start Data
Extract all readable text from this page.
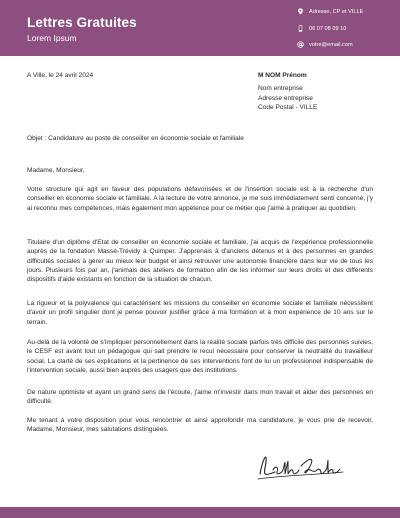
Lettres Gratuites
Lorem Ipsum
Adresse, CP et VILLE
06 07 08 09 10
votre@email.com
A Ville, le 24 avril 2024	M NOM Prénom
Nom entreprise
Adresse entreprise
Code Postal - VILLE
Objet : Candidature au poste de conseiller en économie sociale et familiale
Madame, Monsieur,
Votre structure qui agit en faveur des populations défavorisées et de l'insertion sociale est à la recherche d'un conseiller en économie sociale et familiale. A la lecture de votre annonce, je me suis immédiatement senti concerné, j'y ai reconnu mes compétences, mais également mon appétence pour ce métier que j'aime à pratiquer au quotidien.
Titulaire d'un diplôme d'Etat de conseiller en économie sociale et familiale, j'ai acquis de l'expérience professionnelle auprès de la fondation Massé-Trévidy à Quimper. J'apprenais à d'anciens détenus et à des personnes en grandes difficultés sociales à gérer au mieux leur budget et ainsi retrouver une autonomie financière dans leur vie de tous les jours. Plusieurs fois par an, j'animais des ateliers de formation afin de les informer sur leurs droits et des différents dispositifs d'aide existants en fonction de la situation de chacun.
La rigueur et la polyvalence qui caractérisent les missions du conseiller en économie sociale et familiale nécessitent d'avoir un profil singulier dont je pense pouvoir justifier grâce à ma formation et à mon expérience de 10 ans sur le terrain.
Au-delà de la volonté de s'impliquer personnellement dans la réalité sociale parfois très difficile des personnes suivies, le CESF est avant tout un pédagogue qui sait prendre le recul nécessaire pour conserver la neutralité du travailleur social. La clarté de ses explications et la pertinence de ses interventions font de lui un professionnel indispensable de l'intervention sociale, aussi bien auprès des usagers que des institutions.
De nature optimiste et ayant un grand sens de l'écoute, j'aime m'investir dans mon travail et aider des personnes en difficulté.
Me tenant à votre disposition pour vous rencontrer et ainsi approfondir ma candidature, je vous prie de recevoir, Madame, Monsieur, mes salutations distinguées.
end Data
Exercise brief
From the listing above, pick out every line containing "expérience".

Response to this task
Titulaire d'un diplôme d'Etat de conseiller en économie sociale et familiale, j'ai acquis de l'expérience professionnelle auprès de la fondation Massé-Trévidy à Quimper. J'apprenais à d'anciens détenus et à des personnes en grandes difficultés sociales à gérer au mieux leur budget et ainsi retrouver une autonomie financière dans leur vie de tous les jours. Plusieurs fois par an, j'animais des ateliers de formation afin de les informer sur leurs droits et des différents dispositifs d'aide existants en fonction de la situation de chacun.
La rigueur et la polyvalence qui caractérisent les missions du conseiller en économie sociale et familiale nécessitent d'avoir un profil singulier dont je pense pouvoir justifier grâce à ma formation et à mon expérience de 10 ans sur le terrain.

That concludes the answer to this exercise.